— Short exercise —
State how many lines contain "color", and write nothing except that count.

(Figure data in JSON)
- - -
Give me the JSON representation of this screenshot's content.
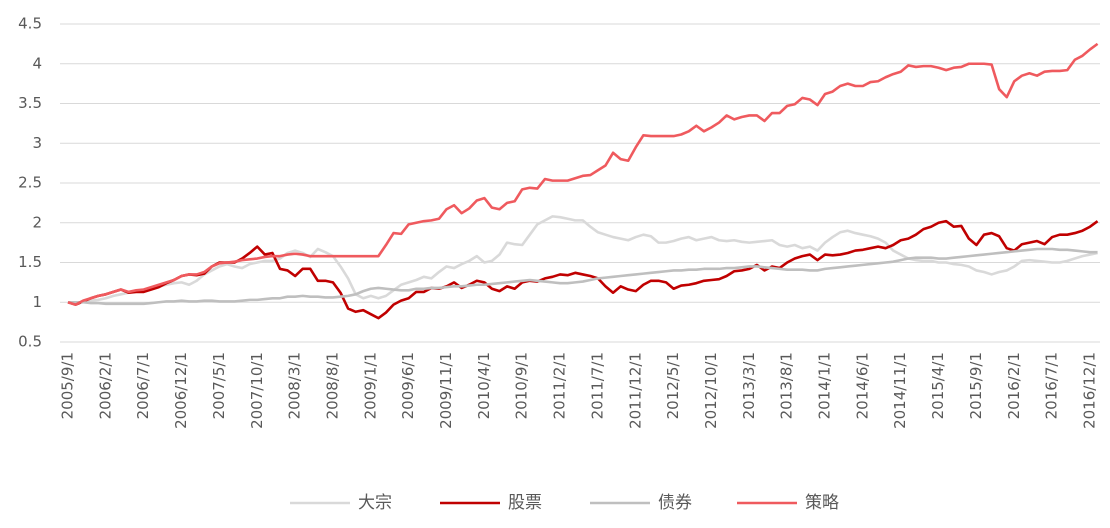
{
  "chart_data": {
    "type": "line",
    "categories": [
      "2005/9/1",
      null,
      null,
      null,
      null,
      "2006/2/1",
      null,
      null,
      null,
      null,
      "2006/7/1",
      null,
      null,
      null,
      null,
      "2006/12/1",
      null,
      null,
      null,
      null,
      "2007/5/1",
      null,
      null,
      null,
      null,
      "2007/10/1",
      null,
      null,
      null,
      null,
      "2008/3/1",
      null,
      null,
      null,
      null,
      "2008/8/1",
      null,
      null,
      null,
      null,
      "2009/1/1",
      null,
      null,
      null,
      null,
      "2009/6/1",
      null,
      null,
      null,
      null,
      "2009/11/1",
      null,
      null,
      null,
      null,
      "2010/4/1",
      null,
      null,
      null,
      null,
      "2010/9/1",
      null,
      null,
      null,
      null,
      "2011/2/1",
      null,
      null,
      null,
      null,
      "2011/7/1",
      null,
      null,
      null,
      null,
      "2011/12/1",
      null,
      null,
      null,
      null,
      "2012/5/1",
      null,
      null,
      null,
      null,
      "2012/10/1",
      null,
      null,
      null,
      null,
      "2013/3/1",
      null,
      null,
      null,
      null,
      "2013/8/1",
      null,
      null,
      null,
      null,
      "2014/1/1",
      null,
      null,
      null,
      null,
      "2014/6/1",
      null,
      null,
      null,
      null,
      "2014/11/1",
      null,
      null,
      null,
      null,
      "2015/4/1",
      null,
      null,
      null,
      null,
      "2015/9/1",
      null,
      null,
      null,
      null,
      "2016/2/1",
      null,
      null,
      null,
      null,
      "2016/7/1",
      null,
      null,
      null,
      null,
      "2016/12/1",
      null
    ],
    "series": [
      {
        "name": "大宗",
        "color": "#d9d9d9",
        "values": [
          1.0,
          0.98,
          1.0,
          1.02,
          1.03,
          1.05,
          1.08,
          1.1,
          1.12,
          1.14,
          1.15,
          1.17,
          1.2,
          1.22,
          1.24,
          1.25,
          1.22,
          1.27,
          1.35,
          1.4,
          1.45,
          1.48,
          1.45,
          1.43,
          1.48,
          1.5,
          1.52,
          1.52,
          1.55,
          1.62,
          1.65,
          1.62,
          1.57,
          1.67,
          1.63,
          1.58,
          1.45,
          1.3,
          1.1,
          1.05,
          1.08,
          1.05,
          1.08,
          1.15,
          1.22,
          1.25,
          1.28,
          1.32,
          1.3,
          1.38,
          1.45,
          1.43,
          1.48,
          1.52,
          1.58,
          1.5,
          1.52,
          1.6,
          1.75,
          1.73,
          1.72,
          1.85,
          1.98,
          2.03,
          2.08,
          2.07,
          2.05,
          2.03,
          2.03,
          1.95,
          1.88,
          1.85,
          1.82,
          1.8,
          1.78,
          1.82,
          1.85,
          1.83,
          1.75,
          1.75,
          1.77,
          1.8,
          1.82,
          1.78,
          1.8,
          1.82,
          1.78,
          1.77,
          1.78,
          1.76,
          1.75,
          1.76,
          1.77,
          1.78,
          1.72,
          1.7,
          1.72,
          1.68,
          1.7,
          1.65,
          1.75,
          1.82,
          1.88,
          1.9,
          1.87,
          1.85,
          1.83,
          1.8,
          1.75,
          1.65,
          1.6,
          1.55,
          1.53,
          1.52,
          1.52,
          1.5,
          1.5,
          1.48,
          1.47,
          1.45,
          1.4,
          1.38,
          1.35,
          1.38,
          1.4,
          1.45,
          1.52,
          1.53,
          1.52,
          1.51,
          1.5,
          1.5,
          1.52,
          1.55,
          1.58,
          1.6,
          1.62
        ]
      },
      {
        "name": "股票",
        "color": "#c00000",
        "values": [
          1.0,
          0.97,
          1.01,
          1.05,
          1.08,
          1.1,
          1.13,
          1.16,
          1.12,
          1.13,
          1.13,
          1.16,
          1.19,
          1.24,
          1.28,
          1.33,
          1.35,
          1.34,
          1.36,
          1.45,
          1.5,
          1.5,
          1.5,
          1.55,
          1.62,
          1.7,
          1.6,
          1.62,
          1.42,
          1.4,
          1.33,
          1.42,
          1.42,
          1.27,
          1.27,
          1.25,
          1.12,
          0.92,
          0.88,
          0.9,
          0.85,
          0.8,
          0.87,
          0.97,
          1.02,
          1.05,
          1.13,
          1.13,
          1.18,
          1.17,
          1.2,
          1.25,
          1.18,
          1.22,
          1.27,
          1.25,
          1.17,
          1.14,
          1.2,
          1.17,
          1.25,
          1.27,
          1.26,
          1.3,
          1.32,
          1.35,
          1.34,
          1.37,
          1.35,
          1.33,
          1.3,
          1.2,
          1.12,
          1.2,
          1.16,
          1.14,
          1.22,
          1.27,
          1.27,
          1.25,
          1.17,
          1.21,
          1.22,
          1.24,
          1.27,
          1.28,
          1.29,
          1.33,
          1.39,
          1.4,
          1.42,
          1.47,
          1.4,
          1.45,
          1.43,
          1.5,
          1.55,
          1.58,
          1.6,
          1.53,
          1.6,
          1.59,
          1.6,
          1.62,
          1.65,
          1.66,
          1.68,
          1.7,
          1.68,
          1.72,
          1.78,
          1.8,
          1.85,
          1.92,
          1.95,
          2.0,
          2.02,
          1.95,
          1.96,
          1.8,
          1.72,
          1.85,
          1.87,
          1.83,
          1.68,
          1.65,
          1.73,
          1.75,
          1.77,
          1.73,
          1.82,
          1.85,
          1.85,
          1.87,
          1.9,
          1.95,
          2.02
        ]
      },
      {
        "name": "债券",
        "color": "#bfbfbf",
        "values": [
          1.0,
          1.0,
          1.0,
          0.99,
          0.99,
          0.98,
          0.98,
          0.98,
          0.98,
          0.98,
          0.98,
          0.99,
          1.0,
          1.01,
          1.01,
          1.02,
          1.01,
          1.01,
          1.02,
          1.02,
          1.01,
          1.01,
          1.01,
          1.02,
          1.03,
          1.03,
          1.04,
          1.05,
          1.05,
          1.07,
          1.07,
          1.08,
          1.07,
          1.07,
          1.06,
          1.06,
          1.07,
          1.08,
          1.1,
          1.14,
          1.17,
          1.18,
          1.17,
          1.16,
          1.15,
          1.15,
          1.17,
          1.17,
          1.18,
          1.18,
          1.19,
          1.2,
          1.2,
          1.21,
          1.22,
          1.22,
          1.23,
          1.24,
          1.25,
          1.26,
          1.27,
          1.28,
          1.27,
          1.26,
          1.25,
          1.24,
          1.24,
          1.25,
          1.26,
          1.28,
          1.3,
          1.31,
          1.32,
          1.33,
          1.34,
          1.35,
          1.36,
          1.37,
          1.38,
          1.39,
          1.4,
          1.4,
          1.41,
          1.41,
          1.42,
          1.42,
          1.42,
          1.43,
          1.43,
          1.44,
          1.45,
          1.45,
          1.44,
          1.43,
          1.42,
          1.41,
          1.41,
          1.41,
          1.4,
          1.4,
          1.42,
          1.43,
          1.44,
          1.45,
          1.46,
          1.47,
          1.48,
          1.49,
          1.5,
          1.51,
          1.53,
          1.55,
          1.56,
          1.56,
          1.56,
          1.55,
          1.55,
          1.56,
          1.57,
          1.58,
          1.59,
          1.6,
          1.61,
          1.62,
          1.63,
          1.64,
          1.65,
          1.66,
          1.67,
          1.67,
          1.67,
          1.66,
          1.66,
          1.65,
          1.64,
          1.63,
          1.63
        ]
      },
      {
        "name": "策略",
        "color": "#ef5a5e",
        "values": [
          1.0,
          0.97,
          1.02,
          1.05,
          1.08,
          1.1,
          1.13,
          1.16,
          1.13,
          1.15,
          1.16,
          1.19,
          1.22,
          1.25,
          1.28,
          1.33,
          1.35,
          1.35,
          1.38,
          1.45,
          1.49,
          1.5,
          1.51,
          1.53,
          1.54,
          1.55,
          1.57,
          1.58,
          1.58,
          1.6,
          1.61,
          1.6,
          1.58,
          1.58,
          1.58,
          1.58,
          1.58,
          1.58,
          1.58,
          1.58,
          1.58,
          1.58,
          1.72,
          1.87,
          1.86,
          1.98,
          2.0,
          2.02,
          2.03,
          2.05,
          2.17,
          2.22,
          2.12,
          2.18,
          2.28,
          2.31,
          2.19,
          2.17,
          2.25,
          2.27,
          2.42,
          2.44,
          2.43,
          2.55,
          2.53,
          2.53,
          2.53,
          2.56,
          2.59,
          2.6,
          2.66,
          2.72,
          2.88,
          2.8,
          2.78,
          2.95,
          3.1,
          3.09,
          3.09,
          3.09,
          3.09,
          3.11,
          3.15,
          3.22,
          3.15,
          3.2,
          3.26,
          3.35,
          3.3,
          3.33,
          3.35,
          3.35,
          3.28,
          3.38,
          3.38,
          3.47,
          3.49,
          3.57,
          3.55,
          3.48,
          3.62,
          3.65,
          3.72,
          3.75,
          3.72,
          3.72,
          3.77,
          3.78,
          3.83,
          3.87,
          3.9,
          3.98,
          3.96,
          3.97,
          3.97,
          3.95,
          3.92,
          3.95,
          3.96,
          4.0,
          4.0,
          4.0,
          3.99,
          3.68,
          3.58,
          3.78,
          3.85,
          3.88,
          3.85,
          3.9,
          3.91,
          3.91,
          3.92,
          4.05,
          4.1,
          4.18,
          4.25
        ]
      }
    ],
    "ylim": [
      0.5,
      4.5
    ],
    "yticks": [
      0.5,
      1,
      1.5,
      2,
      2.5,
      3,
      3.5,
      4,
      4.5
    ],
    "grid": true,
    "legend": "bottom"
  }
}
- - -
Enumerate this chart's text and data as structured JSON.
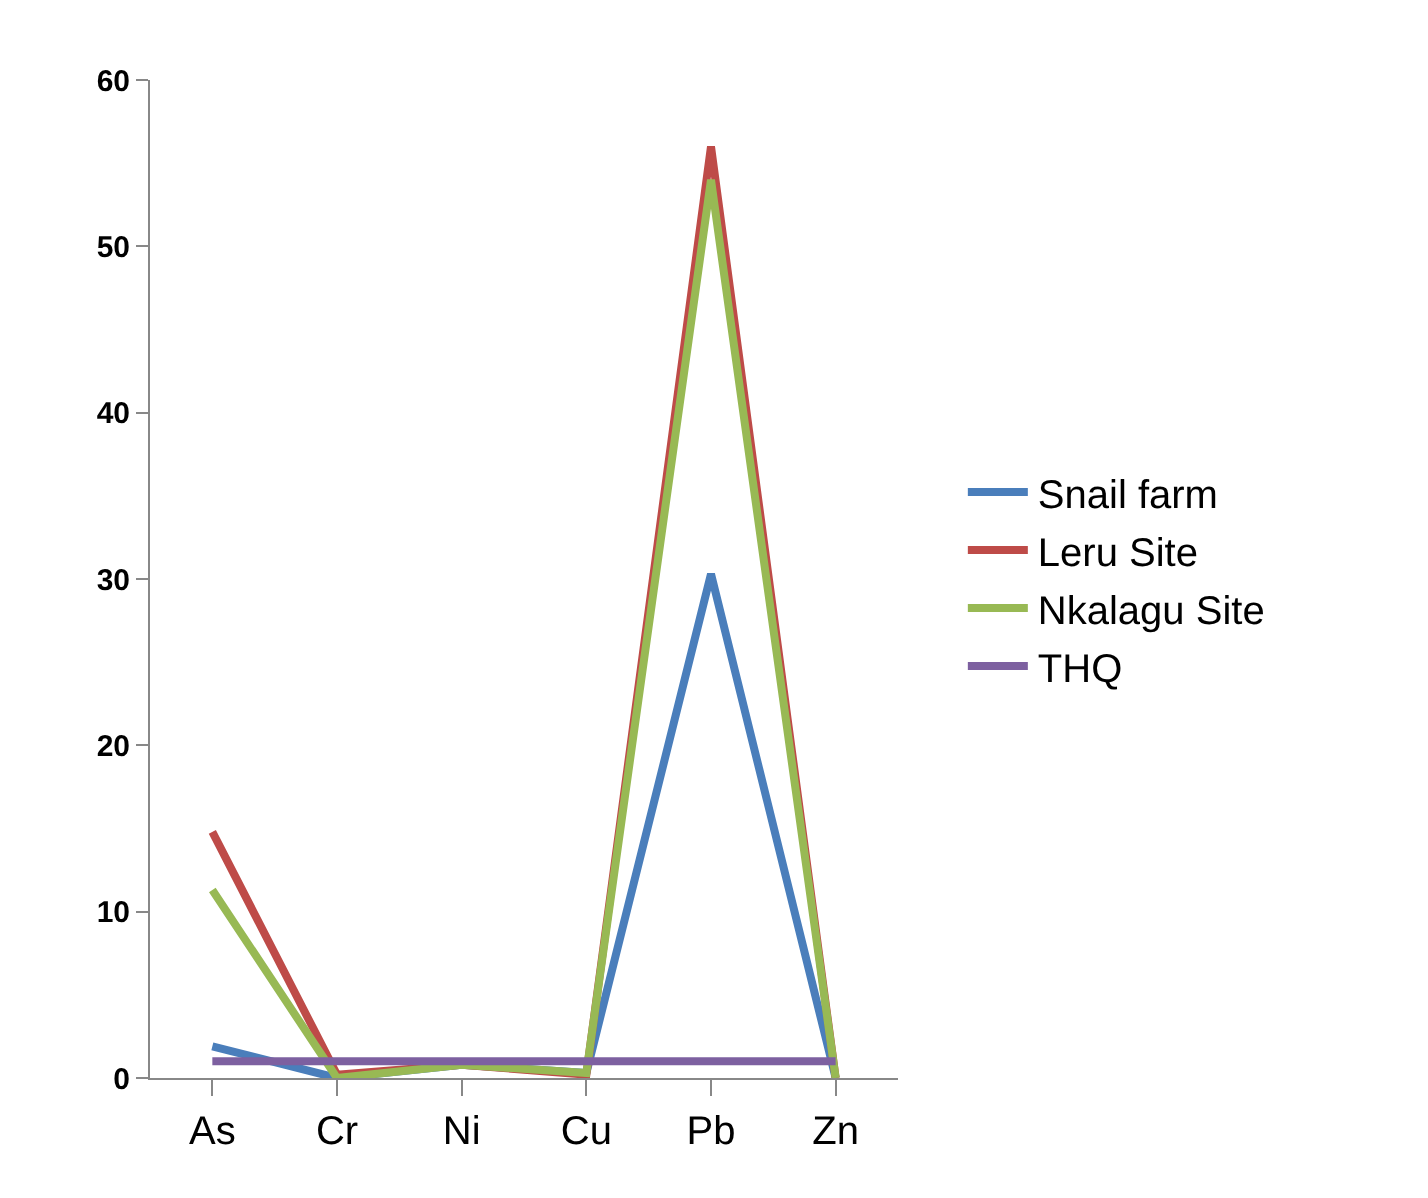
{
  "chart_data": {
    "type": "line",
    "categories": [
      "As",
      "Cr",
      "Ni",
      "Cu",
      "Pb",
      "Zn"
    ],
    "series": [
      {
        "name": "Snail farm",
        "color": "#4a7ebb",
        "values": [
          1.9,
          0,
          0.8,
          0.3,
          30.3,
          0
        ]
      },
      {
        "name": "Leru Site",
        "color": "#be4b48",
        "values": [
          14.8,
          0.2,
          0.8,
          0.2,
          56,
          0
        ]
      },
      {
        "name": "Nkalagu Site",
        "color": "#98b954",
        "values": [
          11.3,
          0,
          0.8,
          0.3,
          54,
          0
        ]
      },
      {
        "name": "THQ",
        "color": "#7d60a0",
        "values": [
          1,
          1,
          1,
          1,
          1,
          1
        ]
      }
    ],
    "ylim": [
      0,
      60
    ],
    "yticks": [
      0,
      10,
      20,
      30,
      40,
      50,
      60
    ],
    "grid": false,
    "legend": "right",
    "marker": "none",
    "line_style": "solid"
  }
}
- - -
— Answer to the task —
8